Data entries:
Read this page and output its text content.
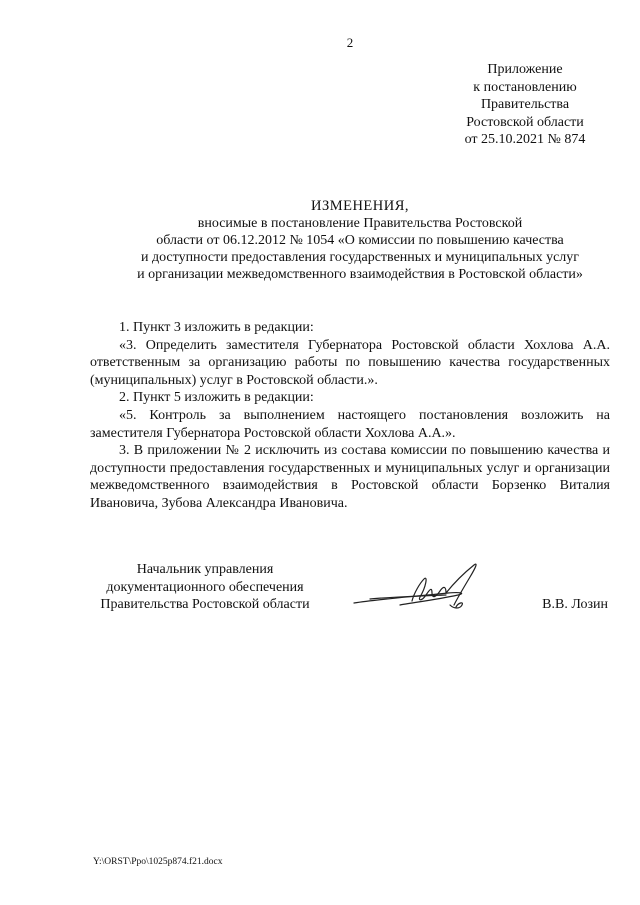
2
Приложение
к постановлению
Правительства
Ростовской области
от 25.10.2021 № 874
ИЗМЕНЕНИЯ,
вносимые в постановление Правительства Ростовской
области от 06.12.2012 № 1054 «О комиссии по повышению качества
и доступности предоставления государственных и муниципальных услуг
и организации межведомственного взаимодействия в Ростовской области»

1. Пункт 3 изложить в редакции:

«3. Определить заместителя Губернатора Ростовской области Хохлова А.А. ответственным за организацию работы по повышению качества государственных (муниципальных) услуг в Ростовской области.».

2. Пункт 5 изложить в редакции:

«5. Контроль за выполнением настоящего постановления возложить на заместителя Губернатора Ростовской области Хохлова А.А.».

3. В приложении № 2 исключить из состава комиссии по повышению качества и доступности предоставления государственных и муниципальных услуг и организации межведомственного взаимодействия в Ростовской области Борзенко Виталия Ивановича, Зубова Александра Ивановича.

Начальник управления
документационного обеспечения
Правительства Ростовской области	В.В. Лозин
Y:\ORST\Ppo\1025p874.f21.docx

▸ **The problem**:
Copy every line above that holds the word "комиссии".

▸ **Written answer**:
области от 06.12.2012 № 1054 «О комиссии по повышению качества
3. В приложении № 2 исключить из состава комиссии по повышению качества и доступности предоставления государственных и муниципальных услуг и организации межведомственного взаимодействия в Ростовской области Борзенко Виталия Ивановича, Зубова Александра Ивановича.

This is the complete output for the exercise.